◆ **Aim of the exercise**:
Copy the data precisely, character for character, and leave out every picture.

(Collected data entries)
## start
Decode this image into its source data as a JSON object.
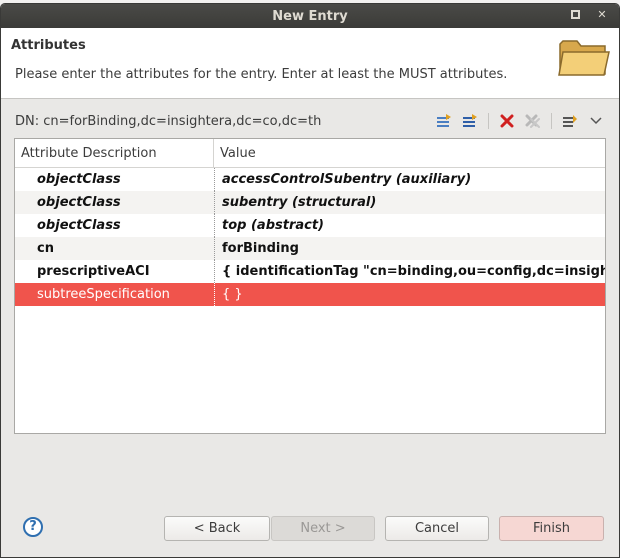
{
  "window": {
    "title": "New Entry"
  },
  "header": {
    "title": "Attributes",
    "description": "Please enter the attributes for the entry. Enter at least the MUST attributes."
  },
  "dn": {
    "label": "DN: cn=forBinding,dc=insightera,dc=co,dc=th"
  },
  "toolbar": {
    "icons": [
      "new-attribute-icon",
      "new-value-icon",
      "delete-icon",
      "delete-all-icon",
      "sort-icon",
      "view-menu-icon"
    ]
  },
  "table": {
    "headers": [
      "Attribute Description",
      "Value"
    ],
    "rows": [
      {
        "attr": "objectClass",
        "value": "accessControlSubentry (auxiliary)"
      },
      {
        "attr": "objectClass",
        "value": "subentry (structural)"
      },
      {
        "attr": "objectClass",
        "value": "top (abstract)"
      },
      {
        "attr": "cn",
        "value": "forBinding"
      },
      {
        "attr": "prescriptiveACI",
        "value": "{ identificationTag \"cn=binding,ou=config,dc=insighter"
      },
      {
        "attr": "subtreeSpecification",
        "value": "{ }"
      }
    ]
  },
  "buttons": {
    "help": "?",
    "back": "< Back",
    "next": "Next >",
    "cancel": "Cancel",
    "finish": "Finish"
  },
  "colors": {
    "selected_row": "#f0544c",
    "titlebar": "#3b3b38"
  }
}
## end
◆ **Expected output**:
Decode this image into its source data as a JSON object.
{
  "window": {
    "title": "New Entry"
  },
  "header": {
    "title": "Attributes",
    "description": "Please enter the attributes for the entry. Enter at least the MUST attributes."
  },
  "dn": {
    "label": "DN: cn=forBinding,dc=insightera,dc=co,dc=th"
  },
  "toolbar": {
    "icons": [
      "new-attribute-icon",
      "new-value-icon",
      "delete-icon",
      "delete-all-icon",
      "sort-icon",
      "view-menu-icon"
    ]
  },
  "table": {
    "headers": [
      "Attribute Description",
      "Value"
    ],
    "rows": [
      {
        "attr": "objectClass",
        "value": "accessControlSubentry (auxiliary)"
      },
      {
        "attr": "objectClass",
        "value": "subentry (structural)"
      },
      {
        "attr": "objectClass",
        "value": "top (abstract)"
      },
      {
        "attr": "cn",
        "value": "forBinding"
      },
      {
        "attr": "prescriptiveACI",
        "value": "{ identificationTag \"cn=binding,ou=config,dc=insighter"
      },
      {
        "attr": "subtreeSpecification",
        "value": "{ }"
      }
    ]
  },
  "buttons": {
    "help": "?",
    "back": "< Back",
    "next": "Next >",
    "cancel": "Cancel",
    "finish": "Finish"
  },
  "colors": {
    "selected_row": "#f0544c",
    "titlebar": "#3b3b38"
  }
}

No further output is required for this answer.